***** Source records *****

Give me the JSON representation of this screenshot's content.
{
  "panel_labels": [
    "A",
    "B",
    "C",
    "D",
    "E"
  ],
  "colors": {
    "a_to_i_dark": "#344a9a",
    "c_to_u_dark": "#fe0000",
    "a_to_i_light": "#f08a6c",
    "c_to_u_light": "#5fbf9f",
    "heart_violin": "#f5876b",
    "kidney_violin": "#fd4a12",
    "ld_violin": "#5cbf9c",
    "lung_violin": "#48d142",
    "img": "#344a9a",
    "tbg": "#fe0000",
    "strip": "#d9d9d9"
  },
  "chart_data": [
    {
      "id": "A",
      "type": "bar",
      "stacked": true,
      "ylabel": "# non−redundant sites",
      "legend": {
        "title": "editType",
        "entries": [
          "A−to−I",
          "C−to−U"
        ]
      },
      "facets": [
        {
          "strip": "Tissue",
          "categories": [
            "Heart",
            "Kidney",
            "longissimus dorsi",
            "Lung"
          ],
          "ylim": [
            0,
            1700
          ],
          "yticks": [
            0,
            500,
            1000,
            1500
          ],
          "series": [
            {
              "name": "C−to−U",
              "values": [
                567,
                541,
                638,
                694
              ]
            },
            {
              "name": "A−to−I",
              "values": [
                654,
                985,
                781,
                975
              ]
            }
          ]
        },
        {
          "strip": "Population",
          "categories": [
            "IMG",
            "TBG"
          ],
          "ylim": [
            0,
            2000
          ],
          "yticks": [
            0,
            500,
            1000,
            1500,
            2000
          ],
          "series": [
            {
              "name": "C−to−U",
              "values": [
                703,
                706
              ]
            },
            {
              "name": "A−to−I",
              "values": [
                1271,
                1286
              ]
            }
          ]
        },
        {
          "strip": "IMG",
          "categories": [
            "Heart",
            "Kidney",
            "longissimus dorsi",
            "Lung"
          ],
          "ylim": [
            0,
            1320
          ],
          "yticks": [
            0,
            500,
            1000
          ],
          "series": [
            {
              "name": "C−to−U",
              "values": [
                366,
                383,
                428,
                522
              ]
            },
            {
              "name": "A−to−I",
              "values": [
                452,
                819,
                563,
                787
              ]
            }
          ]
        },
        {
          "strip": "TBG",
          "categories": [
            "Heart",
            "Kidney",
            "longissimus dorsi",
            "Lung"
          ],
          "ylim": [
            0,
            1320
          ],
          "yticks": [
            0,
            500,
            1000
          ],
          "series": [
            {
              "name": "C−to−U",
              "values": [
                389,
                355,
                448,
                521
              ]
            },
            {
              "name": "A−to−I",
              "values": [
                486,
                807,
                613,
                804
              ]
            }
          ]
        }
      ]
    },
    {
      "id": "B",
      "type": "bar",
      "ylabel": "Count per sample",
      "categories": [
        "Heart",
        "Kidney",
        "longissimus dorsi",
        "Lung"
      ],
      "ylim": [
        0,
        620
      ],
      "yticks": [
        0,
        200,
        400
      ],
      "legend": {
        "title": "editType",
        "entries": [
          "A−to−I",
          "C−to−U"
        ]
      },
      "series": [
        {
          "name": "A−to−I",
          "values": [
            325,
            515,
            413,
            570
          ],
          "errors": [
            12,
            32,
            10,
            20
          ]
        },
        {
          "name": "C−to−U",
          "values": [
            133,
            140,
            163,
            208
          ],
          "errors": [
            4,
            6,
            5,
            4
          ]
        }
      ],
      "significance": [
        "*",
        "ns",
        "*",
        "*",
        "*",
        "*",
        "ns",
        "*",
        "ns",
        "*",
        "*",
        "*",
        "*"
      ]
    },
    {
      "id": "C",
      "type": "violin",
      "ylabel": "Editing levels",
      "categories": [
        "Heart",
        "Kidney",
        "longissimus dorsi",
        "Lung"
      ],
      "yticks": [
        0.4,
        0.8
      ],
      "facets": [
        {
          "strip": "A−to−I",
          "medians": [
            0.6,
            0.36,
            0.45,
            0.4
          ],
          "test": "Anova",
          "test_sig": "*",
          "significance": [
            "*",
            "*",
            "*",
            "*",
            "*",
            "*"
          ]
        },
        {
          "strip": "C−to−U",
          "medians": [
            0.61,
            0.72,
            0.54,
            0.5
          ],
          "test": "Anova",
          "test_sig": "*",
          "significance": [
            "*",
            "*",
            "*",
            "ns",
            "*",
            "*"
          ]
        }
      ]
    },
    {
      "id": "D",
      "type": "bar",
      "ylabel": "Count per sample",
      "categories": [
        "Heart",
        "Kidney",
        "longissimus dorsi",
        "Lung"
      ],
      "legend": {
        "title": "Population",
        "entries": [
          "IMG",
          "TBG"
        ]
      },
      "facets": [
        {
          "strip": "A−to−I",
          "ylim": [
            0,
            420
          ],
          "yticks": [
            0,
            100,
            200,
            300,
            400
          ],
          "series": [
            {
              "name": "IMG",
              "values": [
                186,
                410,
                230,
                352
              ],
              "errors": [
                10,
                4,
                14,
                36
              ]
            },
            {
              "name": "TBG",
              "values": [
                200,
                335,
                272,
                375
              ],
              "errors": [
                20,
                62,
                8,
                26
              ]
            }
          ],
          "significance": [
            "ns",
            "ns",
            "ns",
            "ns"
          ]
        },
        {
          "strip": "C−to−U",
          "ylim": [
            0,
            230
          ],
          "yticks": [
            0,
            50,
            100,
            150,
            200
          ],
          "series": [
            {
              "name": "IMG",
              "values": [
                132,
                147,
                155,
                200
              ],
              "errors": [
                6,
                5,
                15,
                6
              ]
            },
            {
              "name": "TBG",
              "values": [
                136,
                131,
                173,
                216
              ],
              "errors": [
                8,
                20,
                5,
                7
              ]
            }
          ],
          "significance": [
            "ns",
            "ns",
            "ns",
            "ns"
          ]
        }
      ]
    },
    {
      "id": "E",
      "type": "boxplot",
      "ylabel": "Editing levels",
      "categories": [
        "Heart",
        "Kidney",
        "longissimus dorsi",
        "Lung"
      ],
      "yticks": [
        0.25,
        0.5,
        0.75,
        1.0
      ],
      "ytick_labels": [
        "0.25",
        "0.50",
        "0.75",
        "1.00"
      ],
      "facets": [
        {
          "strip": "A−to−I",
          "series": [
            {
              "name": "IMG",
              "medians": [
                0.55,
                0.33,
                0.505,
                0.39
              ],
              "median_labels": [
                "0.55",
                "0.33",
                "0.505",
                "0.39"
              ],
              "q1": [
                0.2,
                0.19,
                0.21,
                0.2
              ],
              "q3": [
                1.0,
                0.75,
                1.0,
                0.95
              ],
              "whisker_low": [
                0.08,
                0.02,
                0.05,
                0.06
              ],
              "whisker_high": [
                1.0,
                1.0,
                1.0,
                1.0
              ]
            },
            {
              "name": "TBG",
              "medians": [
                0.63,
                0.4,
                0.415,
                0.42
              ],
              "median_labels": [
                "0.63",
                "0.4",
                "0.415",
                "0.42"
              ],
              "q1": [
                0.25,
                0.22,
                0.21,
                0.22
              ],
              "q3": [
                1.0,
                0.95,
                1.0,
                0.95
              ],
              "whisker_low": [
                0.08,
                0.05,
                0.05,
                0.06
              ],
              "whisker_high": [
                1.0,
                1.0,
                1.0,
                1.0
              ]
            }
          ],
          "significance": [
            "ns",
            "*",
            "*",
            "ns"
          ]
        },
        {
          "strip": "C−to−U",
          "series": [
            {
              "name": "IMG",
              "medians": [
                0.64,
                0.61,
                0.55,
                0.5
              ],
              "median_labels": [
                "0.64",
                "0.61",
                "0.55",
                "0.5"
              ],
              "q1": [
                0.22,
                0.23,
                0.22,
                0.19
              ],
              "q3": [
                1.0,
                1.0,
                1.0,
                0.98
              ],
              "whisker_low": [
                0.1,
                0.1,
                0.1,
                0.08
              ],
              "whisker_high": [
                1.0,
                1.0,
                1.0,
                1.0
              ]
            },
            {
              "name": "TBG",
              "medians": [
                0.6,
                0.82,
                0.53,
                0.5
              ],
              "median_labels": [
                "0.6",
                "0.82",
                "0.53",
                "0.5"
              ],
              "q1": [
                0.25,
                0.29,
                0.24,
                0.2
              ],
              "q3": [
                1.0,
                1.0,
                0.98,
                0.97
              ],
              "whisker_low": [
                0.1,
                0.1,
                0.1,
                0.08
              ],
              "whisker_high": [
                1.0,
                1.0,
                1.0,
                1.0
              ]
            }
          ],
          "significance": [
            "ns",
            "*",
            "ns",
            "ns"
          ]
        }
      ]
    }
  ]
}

*****

Stated exercise: In the records above, locate each line with the word "Population". Copy all such lines.

Finished exercise:
          "strip": "Population",
        "title": "Population",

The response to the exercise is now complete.